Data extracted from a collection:
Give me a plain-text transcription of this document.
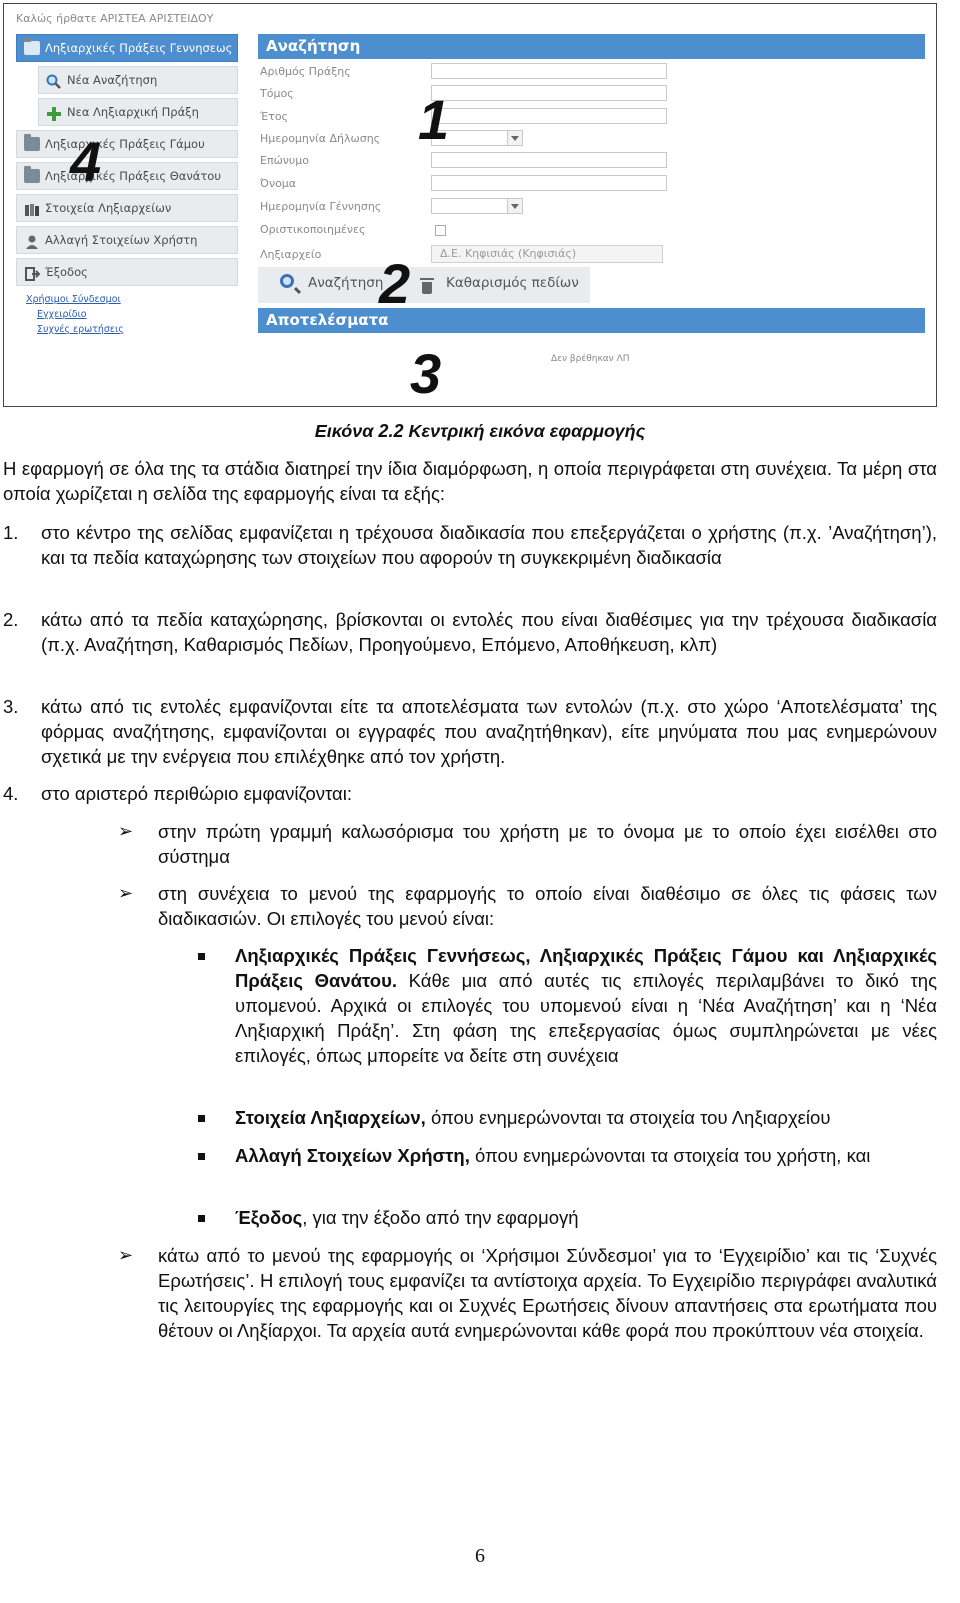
Καλώς ήρθατε ΑΡΙΣΤΕΑ ΑΡΙΣΤΕΙΔΟΥ
Ληξιαρχικές Πράξεις Γεννησεως
Νέα Αναζήτηση
Νεα Ληξιαρχική Πράξη
Ληξιαρχικές Πράξεις Γάμου
Ληξιαρχικές Πράξεις Θανάτου
Στοιχεία Ληξιαρχείων
Αλλαγή Στοιχείων Χρήστη
Έξοδος
Χρήσιμοι Σύνδεσμοι
Εγχειρίδιο
Συχνές ερωτήσεις
Αναζήτηση
Αριθμός Πράξης
Τόμος
Έτος
Ημερομηνία Δήλωσης
Επώνυμο
Όνομα
Ημερομηνία Γέννησης
Οριστικοποιημένες
Ληξιαρχείο	Δ.Ε. Κηφισιάς (Κηφισιάς)
Αναζήτηση	Καθαρισμός πεδίων
Αποτελέσματα
Δεν βρέθηκαν ΛΠ
1
2
3
4
Εικόνα 2.2 Κεντρική εικόνα εφαρμογής
Η εφαρμογή σε όλα της τα στάδια διατηρεί την ίδια διαμόρφωση, η οποία περιγράφεται στη συνέχεια. Τα μέρη στα οποία χωρίζεται η σελίδα της εφαρμογής είναι τα εξής:
1. στο κέντρο της σελίδας εμφανίζεται η τρέχουσα διαδικασία που επεξεργάζεται ο χρήστης (π.χ. ’Αναζήτηση’), και τα πεδία καταχώρησης των στοιχείων που αφορούν τη συγκεκριμένη διαδικασία
2. κάτω από τα πεδία καταχώρησης, βρίσκονται οι εντολές που είναι διαθέσιμες για την τρέχουσα διαδικασία (π.χ. Αναζήτηση, Καθαρισμός Πεδίων, Προηγούμενο, Επόμενο, Αποθήκευση, κλπ)
3. κάτω από τις εντολές εμφανίζονται είτε τα αποτελέσματα των εντολών (π.χ. στο χώρο ‘Αποτελέσματα’ της φόρμας αναζήτησης, εμφανίζονται οι εγγραφές που αναζητήθηκαν), είτε μηνύματα που μας ενημερώνουν σχετικά με την ενέργεια που επιλέχθηκε από τον χρήστη.
4. στο αριστερό περιθώριο εμφανίζονται:
➢ στην πρώτη γραμμή καλωσόρισμα του χρήστη με το όνομα με το οποίο έχει εισέλθει στο σύστημα
➢ στη συνέχεια το μενού της εφαρμογής το οποίο είναι διαθέσιμο σε όλες τις φάσεις των διαδικασιών. Οι επιλογές του μενού είναι:
Ληξιαρχικές Πράξεις Γεννήσεως, Ληξιαρχικές Πράξεις Γάμου και Ληξιαρχικές Πράξεις Θανάτου. Κάθε μια από αυτές τις επιλογές περιλαμβάνει το δικό της υπομενού. Αρχικά οι επιλογές του υπομενού είναι η ‘Νέα Αναζήτηση’ και η ‘Νέα Ληξιαρχική Πράξη’. Στη φάση της επεξεργασίας όμως συμπληρώνεται με νέες επιλογές, όπως μπορείτε να δείτε στη συνέχεια
Στοιχεία Ληξιαρχείων, όπου ενημερώνονται τα στοιχεία του Ληξιαρχείου
Αλλαγή Στοιχείων Χρήστη, όπου ενημερώνονται τα στοιχεία του χρήστη, και
Έξοδος, για την έξοδο από την εφαρμογή
➢ κάτω από το μενού της εφαρμογής οι ‘Χρήσιμοι Σύνδεσμοι’ για το ‘Εγχειρίδιο’ και τις ‘Συχνές Ερωτήσεις’. Η επιλογή τους εμφανίζει τα αντίστοιχα αρχεία. Το Εγχειρίδιο περιγράφει αναλυτικά τις λειτουργίες της εφαρμογής και οι Συχνές Ερωτήσεις δίνουν απαντήσεις στα ερωτήματα που θέτουν οι Ληξίαρχοι. Τα αρχεία αυτά ενημερώνονται κάθε φορά που προκύπτουν νέα στοιχεία.
6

» **Your instructions**: Copy each line of the preceding data that contains the string "καταχώρησης".

» **Result below**:
1. στο κέντρο της σελίδας εμφανίζεται η τρέχουσα διαδικασία που επεξεργάζεται ο χρήστης (π.χ. ’Αναζήτηση’), και τα πεδία καταχώρησης των στοιχείων που αφορούν τη συγκεκριμένη διαδικασία
2. κάτω από τα πεδία καταχώρησης, βρίσκονται οι εντολές που είναι διαθέσιμες για την τρέχουσα διαδικασία (π.χ. Αναζήτηση, Καθαρισμός Πεδίων, Προηγούμενο, Επόμενο, Αποθήκευση, κλπ)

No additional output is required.